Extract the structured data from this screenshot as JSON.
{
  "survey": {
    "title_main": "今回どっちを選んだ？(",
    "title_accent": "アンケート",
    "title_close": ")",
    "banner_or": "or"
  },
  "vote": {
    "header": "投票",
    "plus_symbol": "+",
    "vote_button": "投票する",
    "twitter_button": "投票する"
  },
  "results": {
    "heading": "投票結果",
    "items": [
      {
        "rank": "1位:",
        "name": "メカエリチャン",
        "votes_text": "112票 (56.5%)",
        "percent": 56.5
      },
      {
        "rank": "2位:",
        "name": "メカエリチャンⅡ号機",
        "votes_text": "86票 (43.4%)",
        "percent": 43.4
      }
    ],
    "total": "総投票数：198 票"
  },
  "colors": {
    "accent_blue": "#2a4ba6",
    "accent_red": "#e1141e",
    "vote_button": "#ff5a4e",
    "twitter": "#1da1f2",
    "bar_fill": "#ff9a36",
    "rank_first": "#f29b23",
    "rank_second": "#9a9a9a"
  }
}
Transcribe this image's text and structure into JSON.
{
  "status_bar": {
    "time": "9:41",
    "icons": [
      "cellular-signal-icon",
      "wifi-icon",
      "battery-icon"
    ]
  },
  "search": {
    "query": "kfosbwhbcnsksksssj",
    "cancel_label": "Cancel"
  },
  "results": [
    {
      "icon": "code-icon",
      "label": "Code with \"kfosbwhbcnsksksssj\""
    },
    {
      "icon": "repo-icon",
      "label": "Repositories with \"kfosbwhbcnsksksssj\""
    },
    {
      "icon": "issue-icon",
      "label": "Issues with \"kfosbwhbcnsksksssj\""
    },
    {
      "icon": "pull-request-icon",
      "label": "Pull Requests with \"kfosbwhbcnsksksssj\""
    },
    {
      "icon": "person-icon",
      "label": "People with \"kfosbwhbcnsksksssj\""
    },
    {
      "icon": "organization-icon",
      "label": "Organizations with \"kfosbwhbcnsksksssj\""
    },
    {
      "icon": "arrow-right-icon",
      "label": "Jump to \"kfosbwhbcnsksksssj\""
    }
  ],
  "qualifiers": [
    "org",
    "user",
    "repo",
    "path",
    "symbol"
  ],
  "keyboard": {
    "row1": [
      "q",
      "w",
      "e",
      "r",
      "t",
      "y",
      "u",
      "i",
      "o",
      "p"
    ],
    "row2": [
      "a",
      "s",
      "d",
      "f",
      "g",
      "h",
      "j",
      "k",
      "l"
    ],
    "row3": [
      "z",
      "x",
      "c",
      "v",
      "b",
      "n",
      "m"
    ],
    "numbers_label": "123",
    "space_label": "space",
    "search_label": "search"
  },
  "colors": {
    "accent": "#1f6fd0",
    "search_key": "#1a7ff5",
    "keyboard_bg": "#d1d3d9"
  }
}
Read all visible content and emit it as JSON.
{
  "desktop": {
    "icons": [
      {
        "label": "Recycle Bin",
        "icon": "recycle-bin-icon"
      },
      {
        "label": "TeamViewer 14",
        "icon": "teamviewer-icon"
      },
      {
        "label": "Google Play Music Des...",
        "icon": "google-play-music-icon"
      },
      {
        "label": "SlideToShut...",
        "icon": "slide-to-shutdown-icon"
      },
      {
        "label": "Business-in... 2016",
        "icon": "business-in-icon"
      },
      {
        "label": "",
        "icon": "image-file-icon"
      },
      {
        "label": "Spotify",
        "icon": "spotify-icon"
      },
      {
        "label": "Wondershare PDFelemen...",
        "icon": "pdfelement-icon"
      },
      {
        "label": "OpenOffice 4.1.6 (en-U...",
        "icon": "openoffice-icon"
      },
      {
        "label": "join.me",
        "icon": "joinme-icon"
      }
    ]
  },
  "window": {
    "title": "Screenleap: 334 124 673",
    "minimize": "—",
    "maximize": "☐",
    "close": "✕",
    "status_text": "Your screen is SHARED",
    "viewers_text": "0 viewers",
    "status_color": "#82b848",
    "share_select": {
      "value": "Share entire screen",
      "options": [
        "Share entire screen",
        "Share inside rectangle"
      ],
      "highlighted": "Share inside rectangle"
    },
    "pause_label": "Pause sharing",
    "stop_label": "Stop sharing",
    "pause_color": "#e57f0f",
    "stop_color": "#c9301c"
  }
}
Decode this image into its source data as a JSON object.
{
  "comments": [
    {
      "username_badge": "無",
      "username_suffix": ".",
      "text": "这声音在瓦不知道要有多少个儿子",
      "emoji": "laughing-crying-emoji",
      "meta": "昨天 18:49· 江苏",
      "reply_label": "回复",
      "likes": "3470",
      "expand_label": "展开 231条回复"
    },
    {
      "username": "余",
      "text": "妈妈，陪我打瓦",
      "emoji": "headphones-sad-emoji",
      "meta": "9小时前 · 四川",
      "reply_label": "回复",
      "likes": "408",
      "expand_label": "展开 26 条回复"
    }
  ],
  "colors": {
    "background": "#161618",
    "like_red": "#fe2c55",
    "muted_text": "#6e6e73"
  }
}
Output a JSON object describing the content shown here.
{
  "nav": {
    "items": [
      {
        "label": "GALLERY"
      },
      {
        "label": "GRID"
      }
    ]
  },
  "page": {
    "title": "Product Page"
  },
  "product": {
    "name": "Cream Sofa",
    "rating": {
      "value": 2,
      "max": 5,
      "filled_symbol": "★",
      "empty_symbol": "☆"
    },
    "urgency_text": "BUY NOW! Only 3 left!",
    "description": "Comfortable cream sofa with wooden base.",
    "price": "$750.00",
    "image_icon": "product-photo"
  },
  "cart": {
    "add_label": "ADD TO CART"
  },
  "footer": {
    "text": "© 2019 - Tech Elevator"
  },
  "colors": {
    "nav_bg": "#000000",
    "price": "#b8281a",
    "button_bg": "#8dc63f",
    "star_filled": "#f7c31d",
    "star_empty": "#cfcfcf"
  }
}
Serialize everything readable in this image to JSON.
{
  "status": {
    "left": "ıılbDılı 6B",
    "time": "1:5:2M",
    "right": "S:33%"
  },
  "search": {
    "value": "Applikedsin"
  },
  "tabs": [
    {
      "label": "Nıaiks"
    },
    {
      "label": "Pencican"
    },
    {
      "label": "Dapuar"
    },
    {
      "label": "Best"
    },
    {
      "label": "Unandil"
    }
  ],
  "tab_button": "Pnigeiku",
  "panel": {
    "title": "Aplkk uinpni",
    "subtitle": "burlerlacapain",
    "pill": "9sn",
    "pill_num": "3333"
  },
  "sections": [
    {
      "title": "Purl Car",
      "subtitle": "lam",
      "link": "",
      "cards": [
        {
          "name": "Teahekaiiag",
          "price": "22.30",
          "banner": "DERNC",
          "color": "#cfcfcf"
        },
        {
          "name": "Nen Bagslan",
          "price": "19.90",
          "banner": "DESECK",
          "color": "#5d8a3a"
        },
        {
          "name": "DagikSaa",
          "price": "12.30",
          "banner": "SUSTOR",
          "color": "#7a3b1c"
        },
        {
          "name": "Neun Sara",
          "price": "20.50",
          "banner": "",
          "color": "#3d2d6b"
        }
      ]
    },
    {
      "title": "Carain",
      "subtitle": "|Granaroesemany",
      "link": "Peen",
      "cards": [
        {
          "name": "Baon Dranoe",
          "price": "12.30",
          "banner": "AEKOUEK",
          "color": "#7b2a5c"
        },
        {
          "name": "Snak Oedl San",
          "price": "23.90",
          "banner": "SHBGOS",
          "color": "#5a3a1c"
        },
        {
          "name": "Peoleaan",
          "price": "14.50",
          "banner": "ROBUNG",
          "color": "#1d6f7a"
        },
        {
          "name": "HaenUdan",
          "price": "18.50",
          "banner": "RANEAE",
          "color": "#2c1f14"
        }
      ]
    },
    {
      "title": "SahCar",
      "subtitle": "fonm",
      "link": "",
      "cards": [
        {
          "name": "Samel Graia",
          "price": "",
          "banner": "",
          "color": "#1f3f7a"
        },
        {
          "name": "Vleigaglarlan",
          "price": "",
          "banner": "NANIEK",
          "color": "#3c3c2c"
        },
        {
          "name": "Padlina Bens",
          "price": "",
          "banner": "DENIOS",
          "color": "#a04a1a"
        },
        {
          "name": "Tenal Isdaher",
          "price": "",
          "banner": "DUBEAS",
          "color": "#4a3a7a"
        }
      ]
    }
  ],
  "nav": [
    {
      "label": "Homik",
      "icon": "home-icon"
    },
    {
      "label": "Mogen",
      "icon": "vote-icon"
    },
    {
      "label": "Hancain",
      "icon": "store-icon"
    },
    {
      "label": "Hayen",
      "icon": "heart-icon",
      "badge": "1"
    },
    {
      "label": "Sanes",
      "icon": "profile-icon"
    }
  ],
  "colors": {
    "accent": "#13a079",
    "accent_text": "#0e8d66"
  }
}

• **Task brief**: Count every line in the preceding entries where the string "this" appears, then state only the total.

• **In response**: 4